沈從文是湖南鳳凰人,只念過小學,大兵出身。後來刻苦自修,創作小說,多發表在《現代評論》和《晨報副刊》上,成了《現代評論》的台柱子,頗得讀者的喜愛。1928年春天,沈從文來到上海,與丁玲、胡也頻夫婦合辦《紅黑》雜誌和紅黑出版社。他們三人有很深的友誼。後來胡也頻被國民黨政府逮捕殺害,沈從文曾多方奔走,協助丁玲設法營救。

那時候,教授的社會地位遠比作家高,因為自學可以當作家,搞創作;卻很難成學問家,當教授。沈從文也想當教授,但他沒有學歷,小說雖然寫得好,卻不能算學問,因此難進大學的門檻。

胡適原來就很器重沈從文,出任中公校長後,便聘請他來校教「小說習作」,破格提拔他當了教授。沈從文訥於言辭,小時候讀書也很不認真,但教書卻很認真。

為了給學生作習題舉例,他隨時用不同的藝術手法,寫了表現不同生活題材的許多作品,在藝術上做了多方面的探求。這些作品,大多發表在《新月》雜誌和《小說月報》上,是他在中公教書的一項相當大的收穫。

> _所附條目_:
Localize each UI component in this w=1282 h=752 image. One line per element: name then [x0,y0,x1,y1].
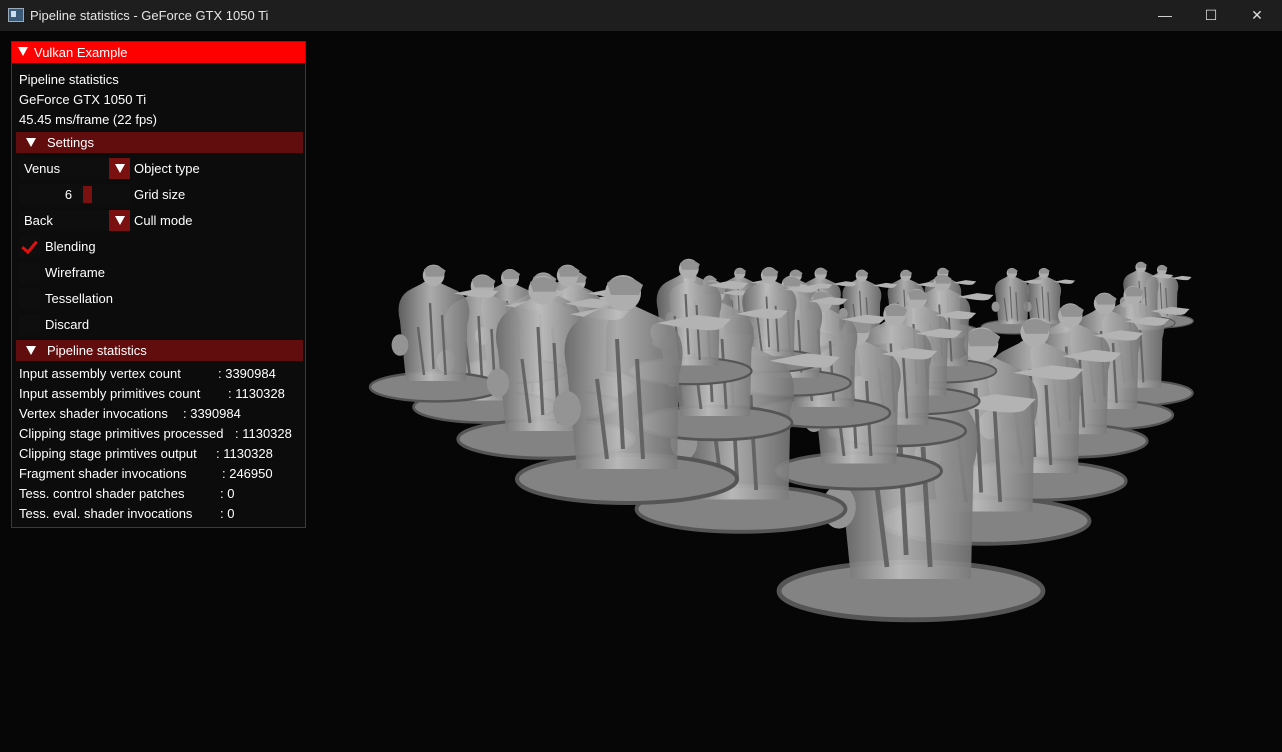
stat-label: Input assembly vertex count [19,366,181,381]
stat-label: Clipping stage primtives output [19,446,197,461]
discard-checkbox[interactable] [19,314,40,335]
dropdown-arrow-icon[interactable] [109,210,130,231]
minimize-button[interactable]: — [1142,0,1188,31]
blending-checkbox[interactable] [19,236,40,257]
window-title: Pipeline statistics - GeForce GTX 1050 T… [30,8,269,23]
device-name: GeForce GTX 1050 Ti [19,92,147,107]
panel-header[interactable]: Vulkan Example [12,42,305,63]
stat-label: Tess. control shader patches [19,486,185,501]
blending-label: Blending [45,239,96,254]
object-type-value: Venus [24,161,61,176]
stat-row: Clipping stage primitives processed : 11… [19,426,292,441]
panel-title: Vulkan Example [34,45,128,60]
stat-row: Input assembly vertex count : 3390984 [19,366,276,381]
cull-mode-value: Back [24,213,53,228]
title-bar[interactable]: Pipeline statistics - GeForce GTX 1050 T… [0,0,1282,31]
maximize-button[interactable]: ☐ [1188,0,1234,31]
wireframe-checkbox[interactable] [19,262,40,283]
discard-label: Discard [45,317,90,332]
object-type-combo[interactable]: Venus [19,158,130,179]
grid-size-label: Grid size [134,187,186,202]
stat-value: : 0 [220,506,235,521]
stat-label: Fragment shader invocations [19,466,187,481]
wireframe-label: Wireframe [45,265,105,280]
object-type-label: Object type [134,161,200,176]
cull-mode-label: Cull mode [134,213,193,228]
frame-time: 45.45 ms/frame (22 fps) [19,112,157,127]
pipeline-statistics-header-label: Pipeline statistics [47,343,147,358]
settings-header[interactable]: Settings [16,132,303,153]
stat-row: Fragment shader invocations : 246950 [19,466,273,481]
stat-value: : 3390984 [183,406,241,421]
stat-row: Vertex shader invocations : 3390984 [19,406,241,421]
stat-value: : 1130328 [228,386,285,401]
grid-size-slider[interactable]: 6 [19,184,130,205]
stat-value: : 0 [220,486,235,501]
settings-header-label: Settings [47,135,94,150]
grid-size-value: 6 [64,187,73,202]
close-button[interactable]: ✕ [1234,0,1280,31]
collapse-triangle-icon [26,346,36,355]
stat-row: Tess. control shader patches : 0 [19,486,234,501]
cull-mode-combo[interactable]: Back [19,210,130,231]
stat-value: : 1130328 [216,446,273,461]
vulkan-example-panel[interactable]: Vulkan Example Pipeline statistics GeFor… [11,41,306,528]
stat-row: Input assembly primitives count : 113032… [19,386,285,401]
collapse-triangle-icon [26,138,36,147]
stat-label: Input assembly primitives count [19,386,201,401]
app-icon [8,8,24,22]
collapse-triangle-icon [18,47,28,56]
stat-row: Clipping stage primtives output : 113032… [19,446,273,461]
tessellation-label: Tessellation [45,291,113,306]
dropdown-arrow-icon[interactable] [109,158,130,179]
pipeline-statistics-header[interactable]: Pipeline statistics [16,340,303,361]
stat-row: Tess. eval. shader invocations : 0 [19,506,234,521]
stat-value: : 246950 [222,466,273,481]
stat-label: Tess. eval. shader invocations [19,506,193,521]
stat-value: : 1130328 [235,426,292,441]
statues [370,259,1193,620]
app-name: Pipeline statistics [19,72,119,87]
stat-value: : 3390984 [218,366,276,381]
stat-label: Clipping stage primitives processed [19,426,224,441]
app-window: Pipeline statistics - GeForce GTX 1050 T… [0,0,1282,752]
stat-label: Vertex shader invocations [19,406,168,421]
tessellation-checkbox[interactable] [19,288,40,309]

> _待辦任務_:
1. 能否把條目中從含有“stat-label: Input assembly vertex”的那一行起,一直到含有“vulkan-example-panel[interactable]: Vulkan Example”的那一行為止的各行逐字重抄一遍?首尾兩行都要包括在內。
2. 那篇講沈從文的短文寫到這裡就停了,你能接著往下續寫嗎?

> _逐題解答_:
1.
stat-label: Input assembly vertex count [19,366,181,381]
stat-label: Clipping stage primtives output [19,446,197,461]
discard-checkbox[interactable] [19,314,40,335]
dropdown-arrow-icon[interactable] [109,210,130,231]
minimize-button[interactable]: — [1142,0,1188,31]
blending-checkbox[interactable] [19,236,40,257]
window-title: Pipeline statistics - GeForce GTX 1050 T… [30,8,269,23]
device-name: GeForce GTX 1050 Ti [19,92,147,107]
panel-header[interactable]: Vulkan Example [12,42,305,63]
stat-label: Tess. control shader patches [19,486,185,501]
blending-label: Blending [45,239,96,254]
object-type-value: Venus [24,161,61,176]
stat-row: Clipping stage primitives processed : 11… [19,426,292,441]
panel-title: Vulkan Example [34,45,128,60]
stat-row: Input assembly vertex count : 3390984 [19,366,276,381]
cull-mode-value: Back [24,213,53,228]
title-bar[interactable]: Pipeline statistics - GeForce GTX 1050 T… [0,0,1282,31]
maximize-button[interactable]: ☐ [1188,0,1234,31]
wireframe-checkbox[interactable] [19,262,40,283]
discard-label: Discard [45,317,90,332]
object-type-combo[interactable]: Venus [19,158,130,179]
grid-size-label: Grid size [134,187,186,202]
stat-value: : 0 [220,506,235,521]
stat-label: Fragment shader invocations [19,466,187,481]
wireframe-label: Wireframe [45,265,105,280]
object-type-label: Object type [134,161,200,176]
cull-mode-label: Cull mode [134,213,193,228]
frame-time: 45.45 ms/frame (22 fps) [19,112,157,127]
pipeline-statistics-header-label: Pipeline statistics [47,343,147,358]
settings-header[interactable]: Settings [16,132,303,153]
stat-row: Fragment shader invocations : 246950 [19,466,273,481]
stat-value: : 3390984 [183,406,241,421]
stat-row: Vertex shader invocations : 3390984 [19,406,241,421]
stat-value: : 1130328 [228,386,285,401]
grid-size-slider[interactable]: 6 [19,184,130,205]
stat-value: : 0 [220,486,235,501]
settings-header-label: Settings [47,135,94,150]
grid-size-value: 6 [64,187,73,202]
close-button[interactable]: ✕ [1234,0,1280,31]
collapse-triangle-icon [26,346,36,355]
stat-row: Tess. control shader patches : 0 [19,486,234,501]
cull-mode-combo[interactable]: Back [19,210,130,231]
stat-value: : 1130328 [216,446,273,461]
vulkan-example-panel[interactable]: Vulkan Example Pipeline statistics GeFor… [11,41,306,528]

2.
沈從文在中公的最大收穫,是找到了他的終身伴侶——夫人張兆和女士。據說這事也與胡適校長有些關係,得到過胡適的幫助。當時中公已實行男女同校,但女同學為數不多。張兆和女士心地善良,性格純樸、沉靜,又擅長球類體育,富於健康美,被公認為中公的「校花」。許多男同學爭相追求,都被她一概拒絕,不予理睬,因此都知難而退了。惟有教師沈從文鍥而不捨,寫了許多情書給張。她起初也不理睬,後來被纏不過,便去極司斐爾路找胡校長。進門時,張女士腋下夾著一個包裹。胡適見了,笑著說:「你何必送東西呢?」她打開包裹送到校長面前,說:「不是禮物,是沈先生寄來的一大堆信。請校長你看看。」顯然,張女士此行的目的,是求校長干預,回絕沈先生,並且說:「他是老師,不能對學生這樣!」胡適知道了張女士的來意,便笑著說:「師生戀愛並不犯法,在外國亦是常事,校長是不能干涉的。」談了半晌,張兆和起身告辭,胡適送她到門口,將那包信退還給她,並勸說道:「你不妨回他一封信,以後仔細觀察,如認為他並無惡意,做個朋友也好。否則,婚姻是不能勉強的。」胡校長侃侃一席話,無意中做了冰人,後來沈張戀愛居然修成正果,於1933年9月9日結婚了。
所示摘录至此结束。